* start *
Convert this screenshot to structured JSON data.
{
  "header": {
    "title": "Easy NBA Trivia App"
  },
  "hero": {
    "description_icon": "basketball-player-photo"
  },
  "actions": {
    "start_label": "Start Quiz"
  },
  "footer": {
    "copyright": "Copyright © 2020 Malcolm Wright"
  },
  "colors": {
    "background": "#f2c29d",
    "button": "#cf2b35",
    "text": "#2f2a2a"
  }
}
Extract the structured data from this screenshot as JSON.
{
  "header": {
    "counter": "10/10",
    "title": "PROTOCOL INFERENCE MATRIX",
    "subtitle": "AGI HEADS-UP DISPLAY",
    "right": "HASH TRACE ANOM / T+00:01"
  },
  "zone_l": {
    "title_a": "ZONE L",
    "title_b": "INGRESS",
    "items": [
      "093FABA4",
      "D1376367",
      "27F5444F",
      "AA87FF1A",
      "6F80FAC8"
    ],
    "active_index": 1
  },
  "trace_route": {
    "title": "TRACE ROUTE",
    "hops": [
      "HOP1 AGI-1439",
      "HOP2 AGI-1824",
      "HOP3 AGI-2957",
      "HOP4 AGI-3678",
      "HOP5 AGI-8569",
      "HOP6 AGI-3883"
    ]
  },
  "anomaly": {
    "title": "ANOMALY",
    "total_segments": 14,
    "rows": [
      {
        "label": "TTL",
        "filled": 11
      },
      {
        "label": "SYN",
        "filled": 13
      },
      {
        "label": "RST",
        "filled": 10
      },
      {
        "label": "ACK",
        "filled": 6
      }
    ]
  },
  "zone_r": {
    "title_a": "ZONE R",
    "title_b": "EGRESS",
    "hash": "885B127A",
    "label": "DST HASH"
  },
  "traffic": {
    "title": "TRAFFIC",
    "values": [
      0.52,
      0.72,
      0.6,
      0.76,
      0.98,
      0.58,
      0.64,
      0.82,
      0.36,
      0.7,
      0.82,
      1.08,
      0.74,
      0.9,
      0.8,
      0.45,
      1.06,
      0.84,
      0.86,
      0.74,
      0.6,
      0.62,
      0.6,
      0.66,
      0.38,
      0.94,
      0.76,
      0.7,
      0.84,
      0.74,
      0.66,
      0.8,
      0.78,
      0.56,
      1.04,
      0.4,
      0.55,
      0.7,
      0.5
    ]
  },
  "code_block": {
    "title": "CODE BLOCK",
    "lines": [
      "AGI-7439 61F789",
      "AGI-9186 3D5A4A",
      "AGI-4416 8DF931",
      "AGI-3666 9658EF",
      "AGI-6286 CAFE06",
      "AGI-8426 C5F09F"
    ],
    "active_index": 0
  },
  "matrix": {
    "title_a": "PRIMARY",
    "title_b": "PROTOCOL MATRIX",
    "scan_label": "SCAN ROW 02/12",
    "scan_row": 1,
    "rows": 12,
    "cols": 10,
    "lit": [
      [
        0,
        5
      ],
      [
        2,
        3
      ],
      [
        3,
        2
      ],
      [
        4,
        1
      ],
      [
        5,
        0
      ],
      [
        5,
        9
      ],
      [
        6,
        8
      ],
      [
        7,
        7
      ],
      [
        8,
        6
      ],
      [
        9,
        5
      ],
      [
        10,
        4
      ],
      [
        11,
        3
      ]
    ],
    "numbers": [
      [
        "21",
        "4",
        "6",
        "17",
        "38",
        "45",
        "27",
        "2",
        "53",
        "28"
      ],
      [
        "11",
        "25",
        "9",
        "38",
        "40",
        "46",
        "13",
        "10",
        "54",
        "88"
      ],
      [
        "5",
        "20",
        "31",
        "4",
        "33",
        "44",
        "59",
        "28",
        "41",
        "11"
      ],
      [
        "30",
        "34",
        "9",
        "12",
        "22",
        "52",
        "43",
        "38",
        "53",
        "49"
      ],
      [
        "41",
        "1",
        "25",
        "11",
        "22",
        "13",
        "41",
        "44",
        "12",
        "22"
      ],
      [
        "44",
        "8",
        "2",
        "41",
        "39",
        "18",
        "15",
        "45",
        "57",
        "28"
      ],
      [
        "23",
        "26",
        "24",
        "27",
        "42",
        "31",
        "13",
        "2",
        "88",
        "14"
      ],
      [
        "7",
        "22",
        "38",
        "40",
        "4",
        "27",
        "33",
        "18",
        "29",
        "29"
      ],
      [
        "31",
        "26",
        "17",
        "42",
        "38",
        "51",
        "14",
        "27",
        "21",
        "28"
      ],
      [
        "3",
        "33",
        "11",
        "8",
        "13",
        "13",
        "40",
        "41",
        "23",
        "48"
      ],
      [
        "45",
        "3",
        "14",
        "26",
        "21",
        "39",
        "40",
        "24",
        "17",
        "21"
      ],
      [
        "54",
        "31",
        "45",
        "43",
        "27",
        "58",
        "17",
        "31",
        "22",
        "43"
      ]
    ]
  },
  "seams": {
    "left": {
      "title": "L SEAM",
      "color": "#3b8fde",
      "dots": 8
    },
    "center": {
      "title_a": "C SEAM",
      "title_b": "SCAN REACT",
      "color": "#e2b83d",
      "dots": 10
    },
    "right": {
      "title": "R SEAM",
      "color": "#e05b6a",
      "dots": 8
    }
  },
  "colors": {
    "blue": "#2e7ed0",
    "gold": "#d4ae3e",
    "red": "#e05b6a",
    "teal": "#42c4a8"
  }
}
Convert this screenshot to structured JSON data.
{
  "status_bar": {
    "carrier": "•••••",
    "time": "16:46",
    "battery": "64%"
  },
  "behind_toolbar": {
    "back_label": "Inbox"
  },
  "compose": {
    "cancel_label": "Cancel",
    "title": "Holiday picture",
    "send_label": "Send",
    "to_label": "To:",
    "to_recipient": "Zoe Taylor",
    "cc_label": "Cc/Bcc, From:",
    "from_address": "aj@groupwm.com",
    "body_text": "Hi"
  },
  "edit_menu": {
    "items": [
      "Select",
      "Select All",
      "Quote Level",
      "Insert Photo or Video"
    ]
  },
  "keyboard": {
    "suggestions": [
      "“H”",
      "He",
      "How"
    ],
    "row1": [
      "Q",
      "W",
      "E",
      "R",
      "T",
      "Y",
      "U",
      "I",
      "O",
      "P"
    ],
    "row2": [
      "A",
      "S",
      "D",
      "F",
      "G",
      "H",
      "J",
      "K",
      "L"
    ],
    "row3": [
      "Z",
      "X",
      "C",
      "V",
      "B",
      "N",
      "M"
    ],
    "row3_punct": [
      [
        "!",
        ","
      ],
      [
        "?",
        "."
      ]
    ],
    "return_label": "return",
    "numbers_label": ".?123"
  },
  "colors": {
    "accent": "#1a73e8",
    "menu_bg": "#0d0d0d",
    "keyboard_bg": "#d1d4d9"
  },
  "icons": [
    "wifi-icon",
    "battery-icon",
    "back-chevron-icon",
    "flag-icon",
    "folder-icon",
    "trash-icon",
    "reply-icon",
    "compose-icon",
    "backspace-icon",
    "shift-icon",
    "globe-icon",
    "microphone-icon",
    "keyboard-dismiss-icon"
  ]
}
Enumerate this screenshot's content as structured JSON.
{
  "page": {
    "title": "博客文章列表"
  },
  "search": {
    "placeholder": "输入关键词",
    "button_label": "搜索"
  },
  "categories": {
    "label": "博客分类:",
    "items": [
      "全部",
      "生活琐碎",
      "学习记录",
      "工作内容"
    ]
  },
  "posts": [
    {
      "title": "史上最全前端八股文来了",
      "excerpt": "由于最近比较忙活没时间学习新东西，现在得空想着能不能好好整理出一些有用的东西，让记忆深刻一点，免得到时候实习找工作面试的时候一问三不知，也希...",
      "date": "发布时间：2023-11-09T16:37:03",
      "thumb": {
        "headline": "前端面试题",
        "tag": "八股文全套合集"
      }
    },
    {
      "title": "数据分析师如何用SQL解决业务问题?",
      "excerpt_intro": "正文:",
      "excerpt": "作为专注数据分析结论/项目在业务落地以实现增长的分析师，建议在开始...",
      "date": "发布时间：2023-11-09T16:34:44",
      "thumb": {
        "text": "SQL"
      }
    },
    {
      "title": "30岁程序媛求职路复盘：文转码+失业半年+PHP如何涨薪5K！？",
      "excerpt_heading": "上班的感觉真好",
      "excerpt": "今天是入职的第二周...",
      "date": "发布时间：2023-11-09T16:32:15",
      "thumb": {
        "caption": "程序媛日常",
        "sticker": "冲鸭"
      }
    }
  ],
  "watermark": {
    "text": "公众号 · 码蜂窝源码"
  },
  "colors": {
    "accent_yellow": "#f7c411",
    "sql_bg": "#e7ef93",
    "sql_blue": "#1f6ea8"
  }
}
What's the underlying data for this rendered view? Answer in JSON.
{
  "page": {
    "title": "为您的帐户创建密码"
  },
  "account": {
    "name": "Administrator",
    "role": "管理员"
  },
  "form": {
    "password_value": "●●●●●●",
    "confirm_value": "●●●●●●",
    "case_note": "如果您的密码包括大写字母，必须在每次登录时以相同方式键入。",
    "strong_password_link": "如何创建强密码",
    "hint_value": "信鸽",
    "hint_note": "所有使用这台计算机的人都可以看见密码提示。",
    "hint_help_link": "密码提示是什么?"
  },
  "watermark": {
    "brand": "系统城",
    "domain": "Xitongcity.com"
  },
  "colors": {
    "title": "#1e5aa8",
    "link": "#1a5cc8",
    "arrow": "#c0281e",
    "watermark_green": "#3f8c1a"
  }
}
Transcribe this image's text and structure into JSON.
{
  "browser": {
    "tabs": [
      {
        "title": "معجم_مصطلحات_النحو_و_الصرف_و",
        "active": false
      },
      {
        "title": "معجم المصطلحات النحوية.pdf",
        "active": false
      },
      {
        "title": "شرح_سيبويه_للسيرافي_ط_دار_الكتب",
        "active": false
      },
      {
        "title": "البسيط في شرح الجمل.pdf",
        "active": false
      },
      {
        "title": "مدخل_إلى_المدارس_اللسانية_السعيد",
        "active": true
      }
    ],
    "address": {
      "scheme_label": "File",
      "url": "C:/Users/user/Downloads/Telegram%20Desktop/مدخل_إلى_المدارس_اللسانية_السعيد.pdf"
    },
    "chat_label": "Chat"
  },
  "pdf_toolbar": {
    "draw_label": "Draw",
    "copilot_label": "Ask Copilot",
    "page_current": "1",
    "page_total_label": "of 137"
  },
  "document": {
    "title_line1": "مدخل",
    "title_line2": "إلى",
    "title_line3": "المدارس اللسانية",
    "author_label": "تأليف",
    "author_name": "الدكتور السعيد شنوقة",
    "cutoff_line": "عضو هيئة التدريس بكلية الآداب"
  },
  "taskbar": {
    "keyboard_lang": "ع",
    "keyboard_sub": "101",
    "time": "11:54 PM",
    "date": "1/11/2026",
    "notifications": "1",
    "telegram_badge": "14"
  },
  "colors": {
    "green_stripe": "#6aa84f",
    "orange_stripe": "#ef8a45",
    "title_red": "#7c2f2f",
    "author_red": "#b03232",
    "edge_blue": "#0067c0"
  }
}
* end *
▶ **Request**
Search the entries for the word "PROTOCOL" and copy every line that has it.

▶ **Result of this task**
    "title": "PROTOCOL INFERENCE MATRIX",
    "title_b": "PROTOCOL MATRIX",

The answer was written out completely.